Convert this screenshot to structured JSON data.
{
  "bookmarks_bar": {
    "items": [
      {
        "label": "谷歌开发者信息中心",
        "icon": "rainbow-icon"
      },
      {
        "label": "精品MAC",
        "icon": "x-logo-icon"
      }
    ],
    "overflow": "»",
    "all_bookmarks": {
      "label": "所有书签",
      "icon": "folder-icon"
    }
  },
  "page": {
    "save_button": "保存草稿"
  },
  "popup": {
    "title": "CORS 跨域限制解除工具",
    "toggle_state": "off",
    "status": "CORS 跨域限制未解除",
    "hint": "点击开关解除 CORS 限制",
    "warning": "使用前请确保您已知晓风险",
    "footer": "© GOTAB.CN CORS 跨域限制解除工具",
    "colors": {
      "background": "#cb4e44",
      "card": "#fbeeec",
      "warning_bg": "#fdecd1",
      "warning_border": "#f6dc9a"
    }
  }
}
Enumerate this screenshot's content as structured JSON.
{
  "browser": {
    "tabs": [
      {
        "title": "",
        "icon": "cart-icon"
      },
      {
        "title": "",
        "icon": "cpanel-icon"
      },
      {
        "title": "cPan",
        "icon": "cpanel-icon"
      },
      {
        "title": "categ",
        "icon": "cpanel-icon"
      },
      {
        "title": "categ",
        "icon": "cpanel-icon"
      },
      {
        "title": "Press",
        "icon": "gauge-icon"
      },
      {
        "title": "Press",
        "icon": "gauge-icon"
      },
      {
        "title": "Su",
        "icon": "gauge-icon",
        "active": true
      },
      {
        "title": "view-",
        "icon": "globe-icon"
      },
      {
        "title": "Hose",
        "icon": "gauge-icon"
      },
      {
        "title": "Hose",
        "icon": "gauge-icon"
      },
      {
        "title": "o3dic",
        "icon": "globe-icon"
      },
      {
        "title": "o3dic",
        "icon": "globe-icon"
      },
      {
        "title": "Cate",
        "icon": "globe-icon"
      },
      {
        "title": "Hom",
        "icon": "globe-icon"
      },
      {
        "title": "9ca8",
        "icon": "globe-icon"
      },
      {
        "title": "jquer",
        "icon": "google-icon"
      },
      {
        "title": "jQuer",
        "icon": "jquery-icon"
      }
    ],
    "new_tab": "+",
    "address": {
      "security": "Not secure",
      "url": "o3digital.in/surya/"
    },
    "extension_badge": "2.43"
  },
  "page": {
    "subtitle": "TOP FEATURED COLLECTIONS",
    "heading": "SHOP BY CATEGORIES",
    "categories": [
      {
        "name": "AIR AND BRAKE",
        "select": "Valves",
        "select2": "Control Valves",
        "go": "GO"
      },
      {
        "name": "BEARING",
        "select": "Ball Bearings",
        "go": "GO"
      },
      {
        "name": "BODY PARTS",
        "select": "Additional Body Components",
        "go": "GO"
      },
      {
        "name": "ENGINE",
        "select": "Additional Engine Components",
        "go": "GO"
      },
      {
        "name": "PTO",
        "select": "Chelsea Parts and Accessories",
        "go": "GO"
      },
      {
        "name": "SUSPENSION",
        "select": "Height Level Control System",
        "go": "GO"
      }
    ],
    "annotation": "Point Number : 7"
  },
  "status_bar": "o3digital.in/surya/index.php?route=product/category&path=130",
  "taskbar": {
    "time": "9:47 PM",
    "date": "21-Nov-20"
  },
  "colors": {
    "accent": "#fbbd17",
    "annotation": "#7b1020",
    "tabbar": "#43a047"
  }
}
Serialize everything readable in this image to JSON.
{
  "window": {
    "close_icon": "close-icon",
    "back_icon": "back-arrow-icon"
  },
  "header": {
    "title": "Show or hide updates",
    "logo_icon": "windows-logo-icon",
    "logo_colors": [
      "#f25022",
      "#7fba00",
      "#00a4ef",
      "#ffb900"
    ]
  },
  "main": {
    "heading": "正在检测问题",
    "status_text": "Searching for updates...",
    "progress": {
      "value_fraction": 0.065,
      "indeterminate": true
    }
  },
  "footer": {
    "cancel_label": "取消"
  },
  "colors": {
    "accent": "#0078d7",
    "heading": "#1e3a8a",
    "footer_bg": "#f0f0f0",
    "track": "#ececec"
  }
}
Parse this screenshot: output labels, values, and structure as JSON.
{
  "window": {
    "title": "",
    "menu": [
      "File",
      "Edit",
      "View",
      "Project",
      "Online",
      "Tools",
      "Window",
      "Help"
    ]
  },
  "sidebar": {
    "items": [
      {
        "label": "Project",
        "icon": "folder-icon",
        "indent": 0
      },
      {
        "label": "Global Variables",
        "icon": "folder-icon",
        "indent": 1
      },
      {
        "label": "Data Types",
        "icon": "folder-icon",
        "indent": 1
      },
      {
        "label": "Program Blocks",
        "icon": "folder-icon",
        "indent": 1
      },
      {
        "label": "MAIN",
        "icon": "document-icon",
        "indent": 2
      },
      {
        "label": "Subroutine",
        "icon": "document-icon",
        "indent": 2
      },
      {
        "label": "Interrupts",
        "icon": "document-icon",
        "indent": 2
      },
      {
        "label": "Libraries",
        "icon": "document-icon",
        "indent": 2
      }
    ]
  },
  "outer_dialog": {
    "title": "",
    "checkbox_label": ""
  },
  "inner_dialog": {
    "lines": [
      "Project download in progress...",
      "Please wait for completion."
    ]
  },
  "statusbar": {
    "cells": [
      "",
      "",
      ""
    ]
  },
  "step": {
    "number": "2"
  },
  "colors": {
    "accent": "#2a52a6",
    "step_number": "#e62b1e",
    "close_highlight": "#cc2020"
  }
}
____
YOUR INSTRUCTIONS | Write the material out again in its entirety, exactly as shown.

RESULT OF THIS EXERCISE |
Convert this screenshot to structured JSON data.
{
  "bookmarks_bar": {
    "items": [
      {
        "label": "谷歌开发者信息中心",
        "icon": "rainbow-icon"
      },
      {
        "label": "精品MAC",
        "icon": "x-logo-icon"
      }
    ],
    "overflow": "»",
    "all_bookmarks": {
      "label": "所有书签",
      "icon": "folder-icon"
    }
  },
  "page": {
    "save_button": "保存草稿"
  },
  "popup": {
    "title": "CORS 跨域限制解除工具",
    "toggle_state": "off",
    "status": "CORS 跨域限制未解除",
    "hint": "点击开关解除 CORS 限制",
    "warning": "使用前请确保您已知晓风险",
    "footer": "© GOTAB.CN CORS 跨域限制解除工具",
    "colors": {
      "background": "#cb4e44",
      "card": "#fbeeec",
      "warning_bg": "#fdecd1",
      "warning_border": "#f6dc9a"
    }
  }
}
Enumerate this screenshot's content as structured JSON.
{
  "browser": {
    "tabs": [
      {
        "title": "",
        "icon": "cart-icon"
      },
      {
        "title": "",
        "icon": "cpanel-icon"
      },
      {
        "title": "cPan",
        "icon": "cpanel-icon"
      },
      {
        "title": "categ",
        "icon": "cpanel-icon"
      },
      {
        "title": "categ",
        "icon": "cpanel-icon"
      },
      {
        "title": "Press",
        "icon": "gauge-icon"
      },
      {
        "title": "Press",
        "icon": "gauge-icon"
      },
      {
        "title": "Su",
        "icon": "gauge-icon",
        "active": true
      },
      {
        "title": "view-",
        "icon": "globe-icon"
      },
      {
        "title": "Hose",
        "icon": "gauge-icon"
      },
      {
        "title": "Hose",
        "icon": "gauge-icon"
      },
      {
        "title": "o3dic",
        "icon": "globe-icon"
      },
      {
        "title": "o3dic",
        "icon": "globe-icon"
      },
      {
        "title": "Cate",
        "icon": "globe-icon"
      },
      {
        "title": "Hom",
        "icon": "globe-icon"
      },
      {
        "title": "9ca8",
        "icon": "globe-icon"
      },
      {
        "title": "jquer",
        "icon": "google-icon"
      },
      {
        "title": "jQuer",
        "icon": "jquery-icon"
      }
    ],
    "new_tab": "+",
    "address": {
      "security": "Not secure",
      "url": "o3digital.in/surya/"
    },
    "extension_badge": "2.43"
  },
  "page": {
    "subtitle": "TOP FEATURED COLLECTIONS",
    "heading": "SHOP BY CATEGORIES",
    "categories": [
      {
        "name": "AIR AND BRAKE",
        "select": "Valves",
        "select2": "Control Valves",
        "go": "GO"
      },
      {
        "name": "BEARING",
        "select": "Ball Bearings",
        "go": "GO"
      },
      {
        "name": "BODY PARTS",
        "select": "Additional Body Components",
        "go": "GO"
      },
      {
        "name": "ENGINE",
        "select": "Additional Engine Components",
        "go": "GO"
      },
      {
        "name": "PTO",
        "select": "Chelsea Parts and Accessories",
        "go": "GO"
      },
      {
        "name": "SUSPENSION",
        "select": "Height Level Control System",
        "go": "GO"
      }
    ],
    "annotation": "Point Number : 7"
  },
  "status_bar": "o3digital.in/surya/index.php?route=product/category&path=130",
  "taskbar": {
    "time": "9:47 PM",
    "date": "21-Nov-20"
  },
  "colors": {
    "accent": "#fbbd17",
    "annotation": "#7b1020",
    "tabbar": "#43a047"
  }
}
Serialize everything readable in this image to JSON.
{
  "window": {
    "close_icon": "close-icon",
    "back_icon": "back-arrow-icon"
  },
  "header": {
    "title": "Show or hide updates",
    "logo_icon": "windows-logo-icon",
    "logo_colors": [
      "#f25022",
      "#7fba00",
      "#00a4ef",
      "#ffb900"
    ]
  },
  "main": {
    "heading": "正在检测问题",
    "status_text": "Searching for updates...",
    "progress": {
      "value_fraction": 0.065,
      "indeterminate": true
    }
  },
  "footer": {
    "cancel_label": "取消"
  },
  "colors": {
    "accent": "#0078d7",
    "heading": "#1e3a8a",
    "footer_bg": "#f0f0f0",
    "track": "#ececec"
  }
}
Parse this screenshot: output labels, values, and structure as JSON.
{
  "window": {
    "title": "",
    "menu": [
      "File",
      "Edit",
      "View",
      "Project",
      "Online",
      "Tools",
      "Window",
      "Help"
    ]
  },
  "sidebar": {
    "items": [
      {
        "label": "Project",
        "icon": "folder-icon",
        "indent": 0
      },
      {
        "label": "Global Variables",
        "icon": "folder-icon",
        "indent": 1
      },
      {
        "label": "Data Types",
        "icon": "folder-icon",
        "indent": 1
      },
      {
        "label": "Program Blocks",
        "icon": "folder-icon",
        "indent": 1
      },
      {
        "label": "MAIN",
        "icon": "document-icon",
        "indent": 2
      },
      {
        "label": "Subroutine",
        "icon": "document-icon",
        "indent": 2
      },
      {
        "label": "Interrupts",
        "icon": "document-icon",
        "indent": 2
      },
      {
        "label": "Libraries",
        "icon": "document-icon",
        "indent": 2
      }
    ]
  },
  "outer_dialog": {
    "title": "",
    "checkbox_label": ""
  },
  "inner_dialog": {
    "lines": [
      "Project download in progress...",
      "Please wait for completion."
    ]
  },
  "statusbar": {
    "cells": [
      "",
      "",
      ""
    ]
  },
  "step": {
    "number": "2"
  },
  "colors": {
    "accent": "#2a52a6",
    "step_number": "#e62b1e",
    "close_highlight": "#cc2020"
  }
}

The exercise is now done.